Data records
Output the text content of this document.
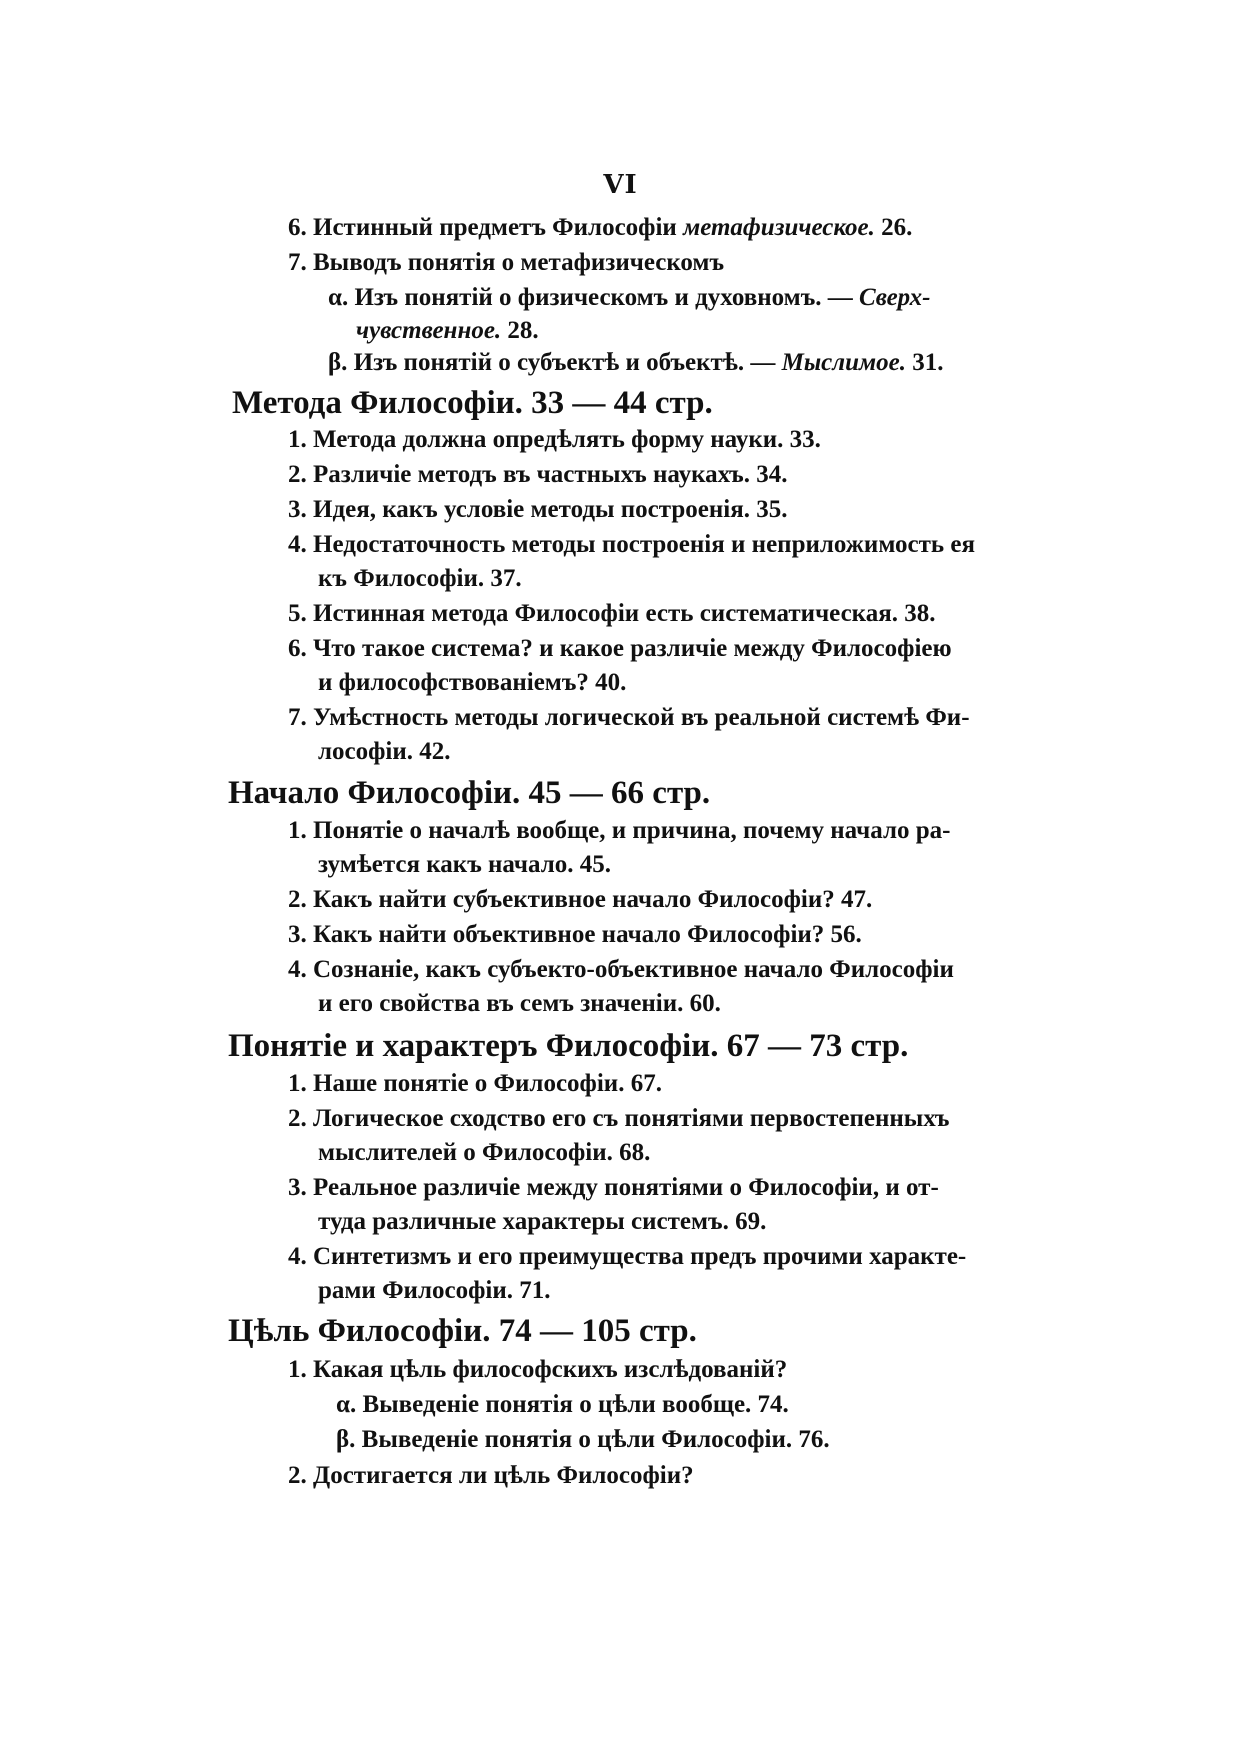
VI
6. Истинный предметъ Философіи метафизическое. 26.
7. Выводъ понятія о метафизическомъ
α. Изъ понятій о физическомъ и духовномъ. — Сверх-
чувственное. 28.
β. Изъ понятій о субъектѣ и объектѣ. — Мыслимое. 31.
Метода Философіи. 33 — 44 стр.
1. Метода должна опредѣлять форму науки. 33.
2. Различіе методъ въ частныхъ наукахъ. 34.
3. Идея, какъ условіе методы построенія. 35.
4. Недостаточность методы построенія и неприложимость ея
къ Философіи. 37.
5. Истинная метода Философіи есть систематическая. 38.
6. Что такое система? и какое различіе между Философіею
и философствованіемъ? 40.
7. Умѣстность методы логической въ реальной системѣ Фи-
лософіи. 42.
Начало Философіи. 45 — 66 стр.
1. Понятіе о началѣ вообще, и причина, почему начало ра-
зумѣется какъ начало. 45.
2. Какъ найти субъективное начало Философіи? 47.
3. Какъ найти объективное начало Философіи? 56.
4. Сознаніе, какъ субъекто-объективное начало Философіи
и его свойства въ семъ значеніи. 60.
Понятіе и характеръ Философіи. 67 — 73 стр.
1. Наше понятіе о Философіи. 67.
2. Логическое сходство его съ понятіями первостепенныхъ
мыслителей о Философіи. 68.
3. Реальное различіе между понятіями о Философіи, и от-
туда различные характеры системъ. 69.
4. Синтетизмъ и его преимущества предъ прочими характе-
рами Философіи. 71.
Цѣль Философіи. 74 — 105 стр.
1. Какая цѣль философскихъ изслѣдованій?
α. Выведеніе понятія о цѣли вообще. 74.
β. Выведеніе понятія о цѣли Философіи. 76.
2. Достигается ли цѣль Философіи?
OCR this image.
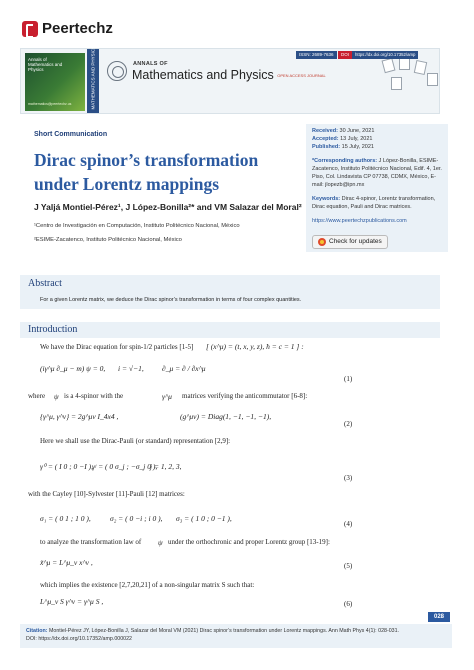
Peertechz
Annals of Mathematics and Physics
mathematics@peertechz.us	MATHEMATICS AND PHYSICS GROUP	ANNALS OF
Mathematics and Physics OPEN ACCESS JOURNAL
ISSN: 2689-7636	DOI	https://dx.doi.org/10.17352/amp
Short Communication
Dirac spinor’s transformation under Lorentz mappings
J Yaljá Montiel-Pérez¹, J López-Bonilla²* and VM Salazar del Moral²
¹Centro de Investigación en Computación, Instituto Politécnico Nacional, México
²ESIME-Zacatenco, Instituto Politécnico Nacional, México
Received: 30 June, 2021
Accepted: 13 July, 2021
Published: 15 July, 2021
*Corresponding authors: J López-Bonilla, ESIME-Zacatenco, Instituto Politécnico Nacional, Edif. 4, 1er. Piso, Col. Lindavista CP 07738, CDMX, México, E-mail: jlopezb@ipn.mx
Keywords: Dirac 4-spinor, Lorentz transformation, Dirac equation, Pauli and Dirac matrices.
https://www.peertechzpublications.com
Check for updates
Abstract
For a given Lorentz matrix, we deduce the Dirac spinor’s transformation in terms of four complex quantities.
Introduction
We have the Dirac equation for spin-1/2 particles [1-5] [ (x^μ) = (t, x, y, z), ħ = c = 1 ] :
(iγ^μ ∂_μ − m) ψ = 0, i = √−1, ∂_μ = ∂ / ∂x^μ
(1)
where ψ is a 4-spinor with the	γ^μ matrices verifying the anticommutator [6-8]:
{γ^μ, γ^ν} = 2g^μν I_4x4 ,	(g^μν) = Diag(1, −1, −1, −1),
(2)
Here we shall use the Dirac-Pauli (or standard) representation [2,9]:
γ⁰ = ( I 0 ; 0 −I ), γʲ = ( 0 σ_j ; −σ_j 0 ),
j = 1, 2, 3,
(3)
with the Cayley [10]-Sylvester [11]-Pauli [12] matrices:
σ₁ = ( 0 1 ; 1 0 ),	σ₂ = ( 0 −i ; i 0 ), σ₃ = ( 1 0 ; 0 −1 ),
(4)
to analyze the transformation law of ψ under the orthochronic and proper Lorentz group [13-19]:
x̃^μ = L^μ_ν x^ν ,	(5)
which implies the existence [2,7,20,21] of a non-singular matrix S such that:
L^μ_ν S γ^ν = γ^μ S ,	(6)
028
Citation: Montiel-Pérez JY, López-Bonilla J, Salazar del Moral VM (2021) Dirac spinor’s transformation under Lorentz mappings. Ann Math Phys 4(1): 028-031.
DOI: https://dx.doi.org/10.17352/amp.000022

--

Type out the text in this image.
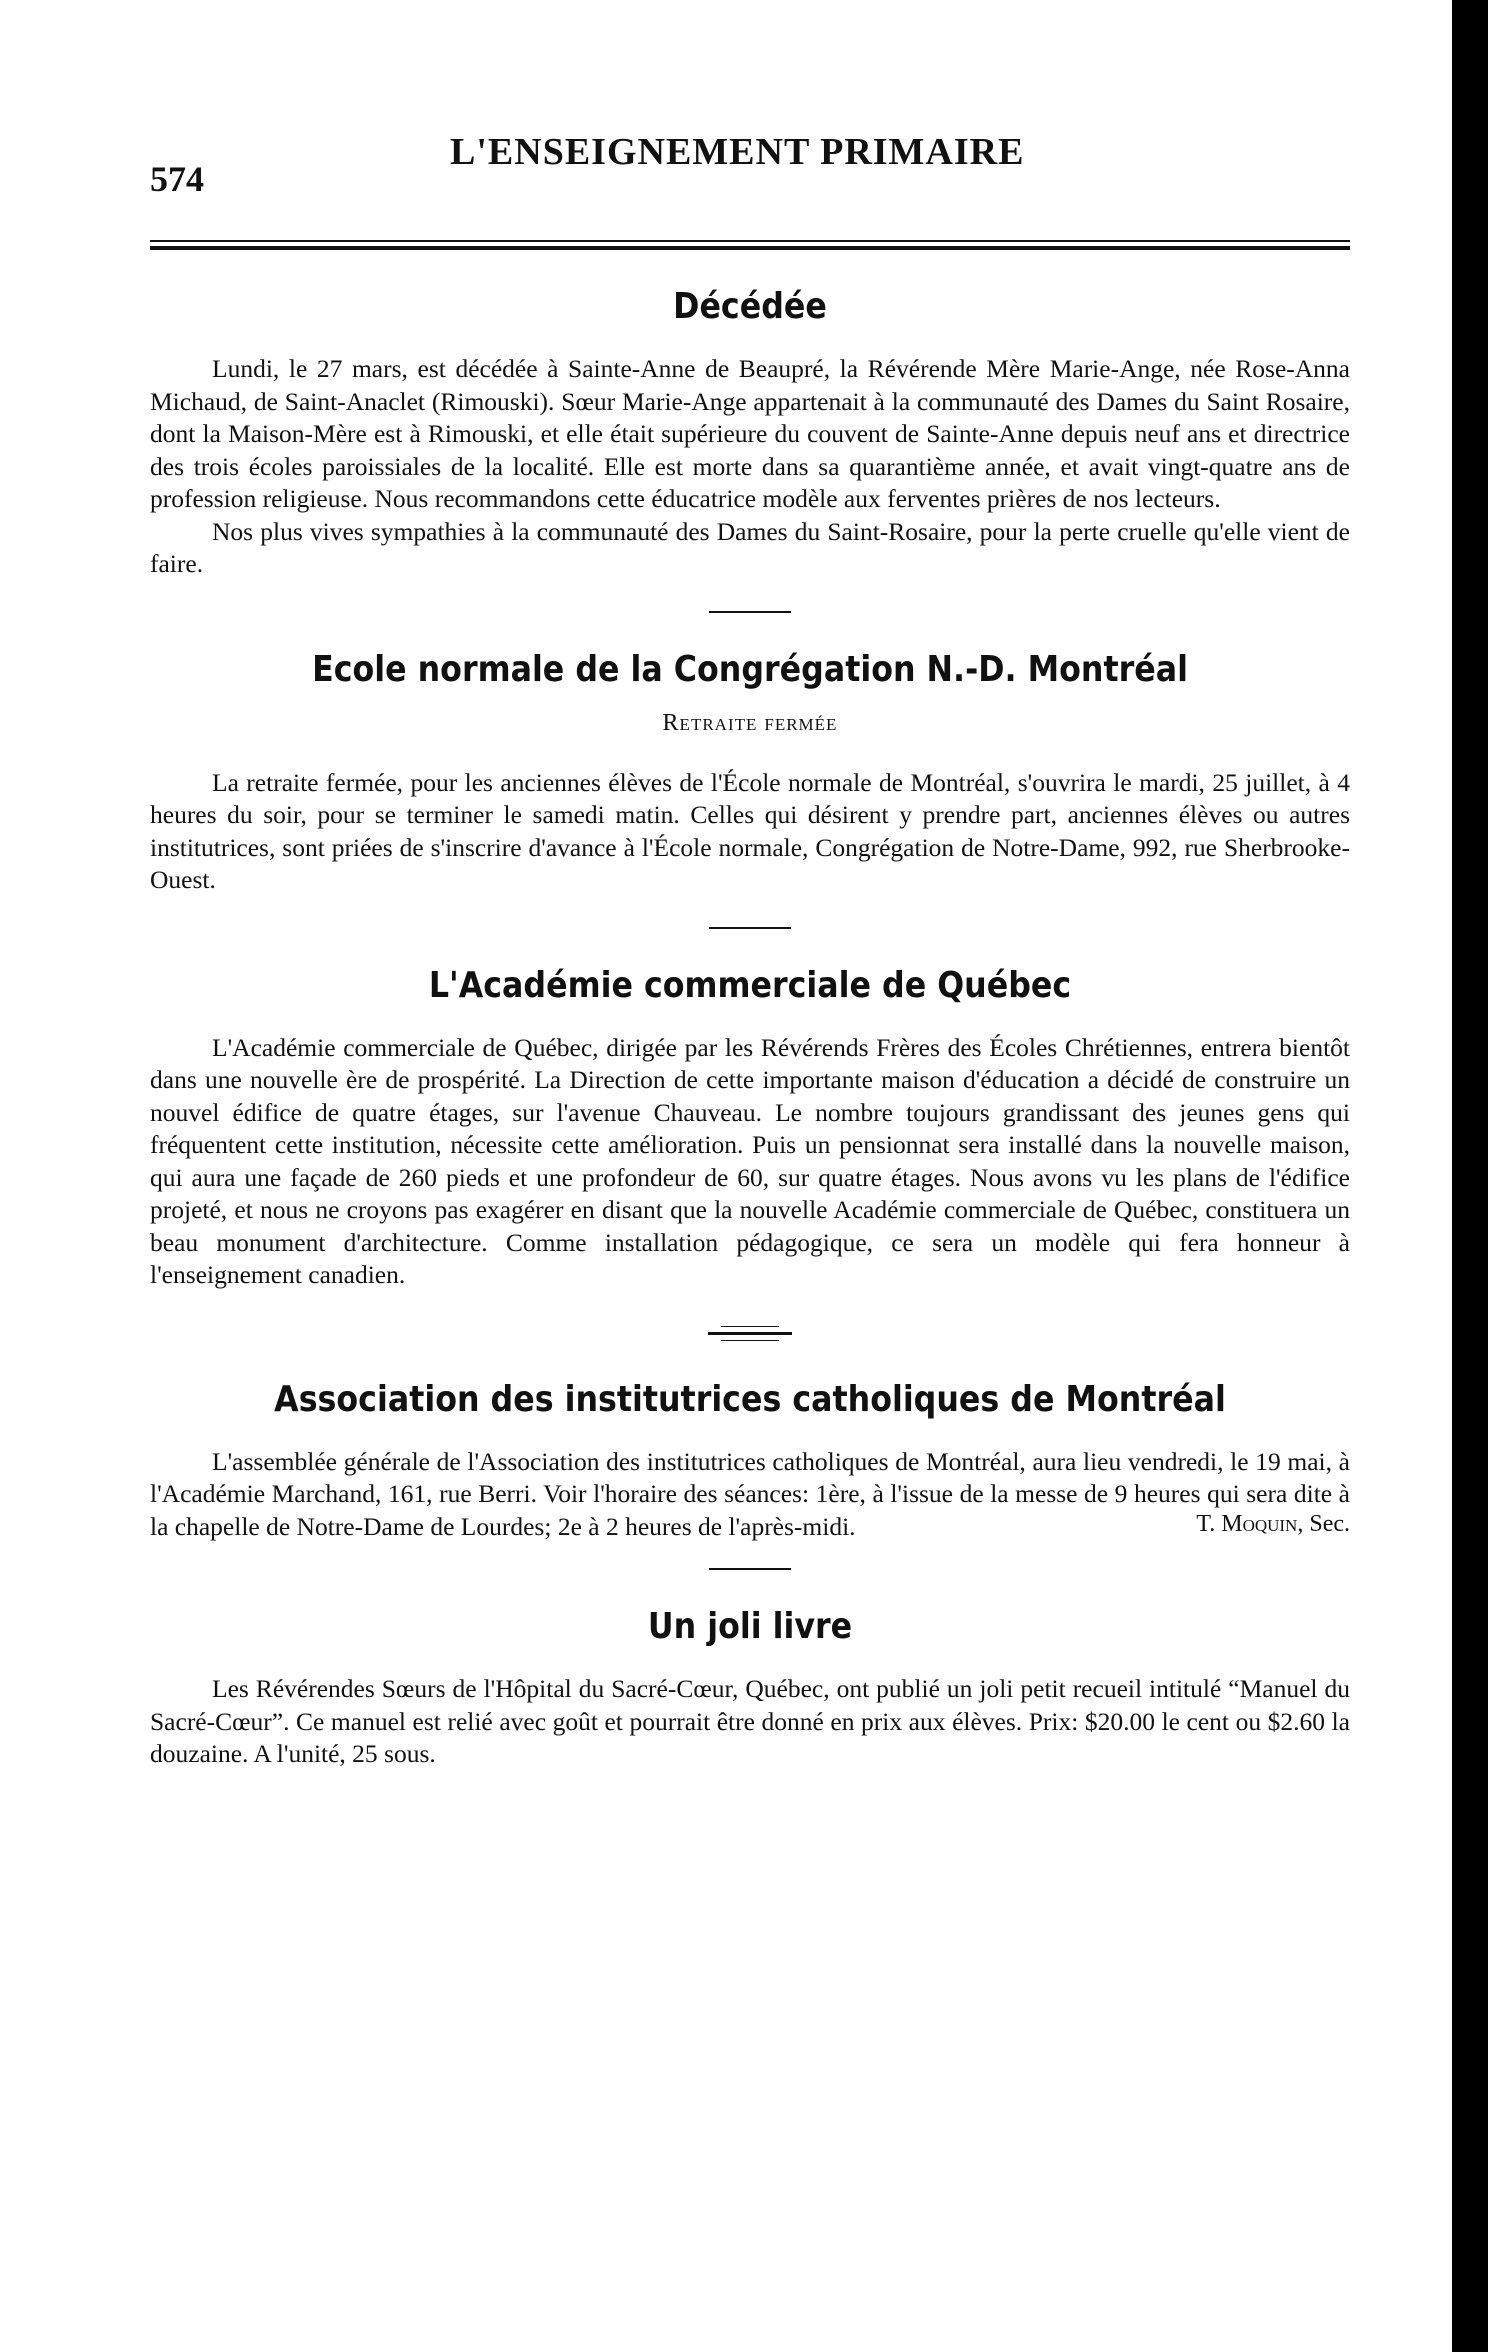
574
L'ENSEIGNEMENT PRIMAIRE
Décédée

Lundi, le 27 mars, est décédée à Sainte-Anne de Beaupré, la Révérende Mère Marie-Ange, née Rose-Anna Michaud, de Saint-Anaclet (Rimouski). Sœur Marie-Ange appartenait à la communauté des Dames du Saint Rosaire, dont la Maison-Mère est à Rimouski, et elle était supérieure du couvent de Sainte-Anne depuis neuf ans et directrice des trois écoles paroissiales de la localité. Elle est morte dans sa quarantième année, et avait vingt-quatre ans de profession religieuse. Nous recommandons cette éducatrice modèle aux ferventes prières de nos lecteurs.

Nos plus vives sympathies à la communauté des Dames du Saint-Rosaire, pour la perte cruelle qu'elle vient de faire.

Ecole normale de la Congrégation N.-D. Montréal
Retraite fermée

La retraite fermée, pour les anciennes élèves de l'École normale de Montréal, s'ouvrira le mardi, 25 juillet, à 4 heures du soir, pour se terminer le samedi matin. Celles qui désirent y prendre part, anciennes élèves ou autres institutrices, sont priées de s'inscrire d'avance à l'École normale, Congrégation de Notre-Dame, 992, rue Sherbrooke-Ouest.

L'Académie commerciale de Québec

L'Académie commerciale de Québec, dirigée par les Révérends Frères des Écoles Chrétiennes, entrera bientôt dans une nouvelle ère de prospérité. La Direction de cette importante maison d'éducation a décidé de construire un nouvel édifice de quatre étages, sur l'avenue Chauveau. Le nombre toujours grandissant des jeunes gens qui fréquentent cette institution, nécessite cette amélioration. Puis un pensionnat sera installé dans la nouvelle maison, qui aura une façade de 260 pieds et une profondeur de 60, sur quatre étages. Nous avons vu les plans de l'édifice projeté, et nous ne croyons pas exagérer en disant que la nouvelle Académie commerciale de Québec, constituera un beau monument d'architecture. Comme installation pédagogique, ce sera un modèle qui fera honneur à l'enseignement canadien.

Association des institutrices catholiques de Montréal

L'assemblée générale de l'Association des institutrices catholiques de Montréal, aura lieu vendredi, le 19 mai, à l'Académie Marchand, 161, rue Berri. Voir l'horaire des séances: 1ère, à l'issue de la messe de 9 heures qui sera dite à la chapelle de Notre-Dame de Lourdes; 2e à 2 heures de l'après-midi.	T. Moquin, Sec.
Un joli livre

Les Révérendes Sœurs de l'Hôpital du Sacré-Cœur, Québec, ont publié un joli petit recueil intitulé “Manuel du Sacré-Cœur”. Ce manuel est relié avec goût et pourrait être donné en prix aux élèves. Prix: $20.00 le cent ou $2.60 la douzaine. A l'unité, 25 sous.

## GIVEN TASK
Pull out every line above that holds the word "понятій".

## COMPLETE OUTPUT
α. Изъ понятій о физическомъ и духовномъ. — Сверх-
β. Изъ понятій о субъектѣ и объектѣ. — Мыслимое. 31.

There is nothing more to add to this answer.